[start MATERIAL FOR THE TASK]
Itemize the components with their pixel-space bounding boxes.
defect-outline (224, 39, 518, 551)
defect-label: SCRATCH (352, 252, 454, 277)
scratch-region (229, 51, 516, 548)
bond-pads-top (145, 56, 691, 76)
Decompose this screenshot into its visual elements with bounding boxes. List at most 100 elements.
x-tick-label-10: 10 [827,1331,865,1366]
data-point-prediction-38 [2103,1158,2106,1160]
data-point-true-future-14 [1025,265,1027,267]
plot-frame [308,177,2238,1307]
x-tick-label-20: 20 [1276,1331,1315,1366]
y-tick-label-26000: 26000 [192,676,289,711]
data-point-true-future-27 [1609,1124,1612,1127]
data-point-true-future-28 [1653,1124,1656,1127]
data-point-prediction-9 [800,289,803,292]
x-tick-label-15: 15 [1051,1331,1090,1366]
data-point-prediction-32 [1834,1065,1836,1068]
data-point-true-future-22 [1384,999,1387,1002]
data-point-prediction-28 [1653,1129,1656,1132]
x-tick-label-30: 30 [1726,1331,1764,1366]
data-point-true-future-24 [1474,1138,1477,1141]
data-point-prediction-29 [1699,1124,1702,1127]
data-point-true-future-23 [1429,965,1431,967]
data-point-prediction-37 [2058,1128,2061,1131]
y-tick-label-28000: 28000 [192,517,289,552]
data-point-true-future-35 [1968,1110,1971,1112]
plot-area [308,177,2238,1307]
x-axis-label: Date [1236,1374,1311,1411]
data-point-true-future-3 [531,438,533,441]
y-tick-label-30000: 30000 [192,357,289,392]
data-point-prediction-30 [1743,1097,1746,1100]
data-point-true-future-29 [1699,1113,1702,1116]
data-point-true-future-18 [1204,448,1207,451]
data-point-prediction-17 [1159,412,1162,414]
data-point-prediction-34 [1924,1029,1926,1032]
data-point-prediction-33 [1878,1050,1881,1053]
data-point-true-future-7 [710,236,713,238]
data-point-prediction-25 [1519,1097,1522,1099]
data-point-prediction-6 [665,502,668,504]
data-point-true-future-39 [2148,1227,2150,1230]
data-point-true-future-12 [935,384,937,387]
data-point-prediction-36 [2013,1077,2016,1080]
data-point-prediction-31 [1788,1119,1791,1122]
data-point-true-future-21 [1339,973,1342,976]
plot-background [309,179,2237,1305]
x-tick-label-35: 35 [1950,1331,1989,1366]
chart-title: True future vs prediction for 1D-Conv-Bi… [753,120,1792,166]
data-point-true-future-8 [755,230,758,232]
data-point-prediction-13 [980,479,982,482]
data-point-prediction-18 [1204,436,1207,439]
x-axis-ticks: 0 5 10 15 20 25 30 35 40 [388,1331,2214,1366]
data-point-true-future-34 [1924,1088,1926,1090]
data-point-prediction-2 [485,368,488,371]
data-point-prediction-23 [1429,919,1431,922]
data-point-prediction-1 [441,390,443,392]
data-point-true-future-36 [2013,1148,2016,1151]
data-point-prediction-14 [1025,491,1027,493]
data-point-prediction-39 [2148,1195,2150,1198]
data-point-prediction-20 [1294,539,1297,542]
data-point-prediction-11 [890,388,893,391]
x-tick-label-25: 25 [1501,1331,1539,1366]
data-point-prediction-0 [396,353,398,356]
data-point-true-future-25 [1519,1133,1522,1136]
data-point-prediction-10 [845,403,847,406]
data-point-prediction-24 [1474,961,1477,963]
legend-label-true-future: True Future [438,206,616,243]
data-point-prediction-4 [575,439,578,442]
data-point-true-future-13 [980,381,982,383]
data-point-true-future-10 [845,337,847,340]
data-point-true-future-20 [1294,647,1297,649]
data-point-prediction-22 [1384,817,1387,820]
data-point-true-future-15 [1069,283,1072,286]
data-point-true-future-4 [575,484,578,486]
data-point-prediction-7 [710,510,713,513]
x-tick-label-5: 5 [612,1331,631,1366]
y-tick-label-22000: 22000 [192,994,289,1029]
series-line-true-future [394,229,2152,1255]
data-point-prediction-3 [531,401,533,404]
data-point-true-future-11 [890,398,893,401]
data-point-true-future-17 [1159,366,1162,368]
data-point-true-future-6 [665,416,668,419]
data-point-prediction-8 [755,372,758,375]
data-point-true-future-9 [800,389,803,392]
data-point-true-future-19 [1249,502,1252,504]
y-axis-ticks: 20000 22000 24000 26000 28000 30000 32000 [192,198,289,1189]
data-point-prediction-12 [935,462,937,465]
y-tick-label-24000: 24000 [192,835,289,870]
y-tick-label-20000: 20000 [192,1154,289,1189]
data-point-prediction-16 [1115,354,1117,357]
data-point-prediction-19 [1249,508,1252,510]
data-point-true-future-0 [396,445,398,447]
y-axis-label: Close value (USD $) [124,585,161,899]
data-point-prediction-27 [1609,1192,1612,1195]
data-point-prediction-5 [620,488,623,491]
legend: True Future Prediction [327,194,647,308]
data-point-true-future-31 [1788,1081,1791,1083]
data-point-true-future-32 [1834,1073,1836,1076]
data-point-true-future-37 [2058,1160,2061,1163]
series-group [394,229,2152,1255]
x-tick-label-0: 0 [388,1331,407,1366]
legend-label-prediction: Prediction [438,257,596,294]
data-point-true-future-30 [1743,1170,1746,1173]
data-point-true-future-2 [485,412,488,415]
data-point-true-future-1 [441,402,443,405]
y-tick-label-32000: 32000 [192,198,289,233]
[end MATERIAL FOR THE TASK]
Can you rewrite every line of the items above as a JSON list of strings, one string per line, with blank lines left out?

[
  "Itemize the components with their pixel-space bounding boxes.",
  "defect-outline (224, 39, 518, 551)",
  "defect-label: SCRATCH (352, 252, 454, 277)",
  "scratch-region (229, 51, 516, 548)",
  "bond-pads-top (145, 56, 691, 76)",
  "Decompose this screenshot into its visual elements with bounding boxes. List at most 100 elements.",
  "x-tick-label-10: 10 [827,1331,865,1366]",
  "data-point-prediction-38 [2103,1158,2106,1160]",
  "data-point-true-future-14 [1025,265,1027,267]",
  "plot-frame [308,177,2238,1307]",
  "x-tick-label-20: 20 [1276,1331,1315,1366]",
  "y-tick-label-26000: 26000 [192,676,289,711]",
  "data-point-true-future-27 [1609,1124,1612,1127]",
  "data-point-true-future-28 [1653,1124,1656,1127]",
  "data-point-prediction-9 [800,289,803,292]",
  "x-tick-label-15: 15 [1051,1331,1090,1366]",
  "data-point-prediction-32 [1834,1065,1836,1068]",
  "data-point-true-future-22 [1384,999,1387,1002]",
  "data-point-prediction-28 [1653,1129,1656,1132]",
  "x-tick-label-30: 30 [1726,1331,1764,1366]",
  "data-point-true-future-24 [1474,1138,1477,1141]",
  "data-point-prediction-29 [1699,1124,1702,1127]",
  "data-point-true-future-23 [1429,965,1431,967]",
  "data-point-prediction-37 [2058,1128,2061,1131]",
  "y-tick-label-28000: 28000 [192,517,289,552]",
  "data-point-true-future-35 [1968,1110,1971,1112]",
  "plot-area [308,177,2238,1307]",
  "x-axis-label: Date [1236,1374,1311,1411]",
  "data-point-true-future-3 [531,438,533,441]",
  "y-tick-label-30000: 30000 [192,357,289,392]",
  "data-point-prediction-30 [1743,1097,1746,1100]",
  "data-point-true-future-29 [1699,1113,1702,1116]",
  "data-point-true-future-18 [1204,448,1207,451]",
  "data-point-prediction-17 [1159,412,1162,414]",
  "data-point-prediction-34 [1924,1029,1926,1032]",
  "data-point-prediction-33 [1878,1050,1881,1053]",
  "data-point-true-future-7 [710,236,713,238]",
  "data-point-prediction-25 [1519,1097,1522,1099]",
  "data-point-prediction-6 [665,502,668,504]",
  "data-point-true-future-39 [2148,1227,2150,1230]",
  "data-point-true-future-12 [935,384,937,387]",
  "data-point-prediction-36 [2013,1077,2016,1080]",
  "data-point-prediction-31 [1788,1119,1791,1122]",
  "data-point-true-future-21 [1339,973,1342,976]",
  "plot-background [309,179,2237,1305]",
  "x-tick-label-35: 35 [1950,1331,1989,1366]",
  "chart-title: True future vs prediction for 1D-Conv-Bi… [753,120,1792,166]",
  "data-point-true-future-8 [755,230,758,232]",
  "data-point-prediction-13 [980,479,982,482]",
  "data-point-prediction-18 [1204,436,1207,439]",
  "x-axis-ticks: 0 5 10 15 20 25 30 35 40 [388,1331,2214,1366]",
  "data-point-true-future-34 [1924,1088,1926,1090]",
  "data-point-prediction-2 [485,368,488,371]",
  "data-point-prediction-23 [1429,919,1431,922]",
  "data-point-prediction-1 [441,390,443,392]",
  "data-point-true-future-36 [2013,1148,2016,1151]",
  "data-point-prediction-14 [1025,491,1027,493]",
  "data-point-prediction-39 [2148,1195,2150,1198]",
  "data-point-prediction-20 [1294,539,1297,542]",
  "data-point-prediction-11 [890,388,893,391]",
  "x-tick-label-25: 25 [1501,1331,1539,1366]",
  "data-point-prediction-0 [396,353,398,356]",
  "data-point-true-future-25 [1519,1133,1522,1136]",
  "data-point-prediction-10 [845,403,847,406]",
  "data-point-prediction-24 [1474,961,1477,963]",
  "legend-label-true-future: True Future [438,206,616,243]",
  "data-point-prediction-4 [575,439,578,442]",
  "data-point-true-future-13 [980,381,982,383]",
  "data-point-true-future-10 [845,337,847,340]",
  "data-point-true-future-20 [1294,647,1297,649]",
  "data-point-prediction-22 [1384,817,1387,820]",
  "data-point-true-future-15 [1069,283,1072,286]",
  "data-point-true-future-4 [575,484,578,486]",
  "data-point-prediction-7 [710,510,713,513]",
  "x-tick-label-5: 5 [612,1331,631,1366]",
  "y-tick-label-22000: 22000 [192,994,289,1029]",
  "series-line-true-future [394,229,2152,1255]",
  "data-point-prediction-3 [531,401,533,404]",
  "data-point-true-future-11 [890,398,893,401]",
  "data-point-true-future-17 [1159,366,1162,368]",
  "data-point-true-future-6 [665,416,668,419]",
  "data-point-prediction-8 [755,372,758,375]",
  "data-point-true-future-9 [800,389,803,392]",
  "data-point-true-future-19 [1249,502,1252,504]",
  "y-axis-ticks: 20000 22000 24000 26000 28000 30000 32000 [192,198,289,1189]",
  "data-point-prediction-12 [935,462,937,465]",
  "y-tick-label-24000: 24000 [192,835,289,870]",
  "y-tick-label-20000: 20000 [192,1154,289,1189]",
  "data-point-prediction-16 [1115,354,1117,357]",
  "data-point-prediction-19 [1249,508,1252,510]",
  "data-point-true-future-0 [396,445,398,447]",
  "y-axis-label: Close value (USD $) [124,585,161,899]",
  "data-point-prediction-27 [1609,1192,1612,1195]",
  "data-point-prediction-5 [620,488,623,491]",
  "legend: True Future Prediction [327,194,647,308]",
  "data-point-true-future-31 [1788,1081,1791,1083]",
  "data-point-true-future-32 [1834,1073,1836,1076]",
  "data-point-true-future-37 [2058,1160,2061,1163]",
  "series-group [394,229,2152,1255]",
  "x-tick-label-0: 0 [388,1331,407,1366]",
  "legend-label-prediction: Prediction [438,257,596,294]",
  "data-point-true-future-30 [1743,1170,1746,1173]",
  "data-point-true-future-2 [485,412,488,415]",
  "data-point-true-future-1 [441,402,443,405]",
  "y-tick-label-32000: 32000 [192,198,289,233]"
]